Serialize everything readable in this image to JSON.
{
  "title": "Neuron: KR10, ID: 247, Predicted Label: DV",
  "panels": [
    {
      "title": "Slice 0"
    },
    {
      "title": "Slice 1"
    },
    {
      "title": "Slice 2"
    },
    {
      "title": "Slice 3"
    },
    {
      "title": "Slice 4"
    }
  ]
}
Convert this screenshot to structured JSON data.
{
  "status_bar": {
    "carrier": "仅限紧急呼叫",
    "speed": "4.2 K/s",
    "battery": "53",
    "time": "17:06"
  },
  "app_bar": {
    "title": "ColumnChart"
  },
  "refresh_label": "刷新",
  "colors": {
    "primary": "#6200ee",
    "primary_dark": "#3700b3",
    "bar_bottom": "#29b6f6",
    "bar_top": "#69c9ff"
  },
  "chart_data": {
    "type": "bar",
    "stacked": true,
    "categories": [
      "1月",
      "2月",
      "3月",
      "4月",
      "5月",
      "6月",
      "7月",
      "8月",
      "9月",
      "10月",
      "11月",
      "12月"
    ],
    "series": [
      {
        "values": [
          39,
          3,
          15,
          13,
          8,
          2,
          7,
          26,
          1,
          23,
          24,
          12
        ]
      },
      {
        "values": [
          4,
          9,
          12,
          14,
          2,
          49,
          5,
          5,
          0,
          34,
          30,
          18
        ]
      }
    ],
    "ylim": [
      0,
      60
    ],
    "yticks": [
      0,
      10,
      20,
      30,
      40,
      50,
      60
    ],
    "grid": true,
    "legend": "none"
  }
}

- What is needed:
Would you give the material above again, complete and exact?

- Task answer:
Serialize everything readable in this image to JSON.
{
  "title": "Neuron: KR10, ID: 247, Predicted Label: DV",
  "panels": [
    {
      "title": "Slice 0"
    },
    {
      "title": "Slice 1"
    },
    {
      "title": "Slice 2"
    },
    {
      "title": "Slice 3"
    },
    {
      "title": "Slice 4"
    }
  ]
}
Convert this screenshot to structured JSON data.
{
  "status_bar": {
    "carrier": "仅限紧急呼叫",
    "speed": "4.2 K/s",
    "battery": "53",
    "time": "17:06"
  },
  "app_bar": {
    "title": "ColumnChart"
  },
  "refresh_label": "刷新",
  "colors": {
    "primary": "#6200ee",
    "primary_dark": "#3700b3",
    "bar_bottom": "#29b6f6",
    "bar_top": "#69c9ff"
  },
  "chart_data": {
    "type": "bar",
    "stacked": true,
    "categories": [
      "1月",
      "2月",
      "3月",
      "4月",
      "5月",
      "6月",
      "7月",
      "8月",
      "9月",
      "10月",
      "11月",
      "12月"
    ],
    "series": [
      {
        "values": [
          39,
          3,
          15,
          13,
          8,
          2,
          7,
          26,
          1,
          23,
          24,
          12
        ]
      },
      {
        "values": [
          4,
          9,
          12,
          14,
          2,
          49,
          5,
          5,
          0,
          34,
          30,
          18
        ]
      }
    ],
    "ylim": [
      0,
      60
    ],
    "yticks": [
      0,
      10,
      20,
      30,
      40,
      50,
      60
    ],
    "grid": true,
    "legend": "none"
  }
}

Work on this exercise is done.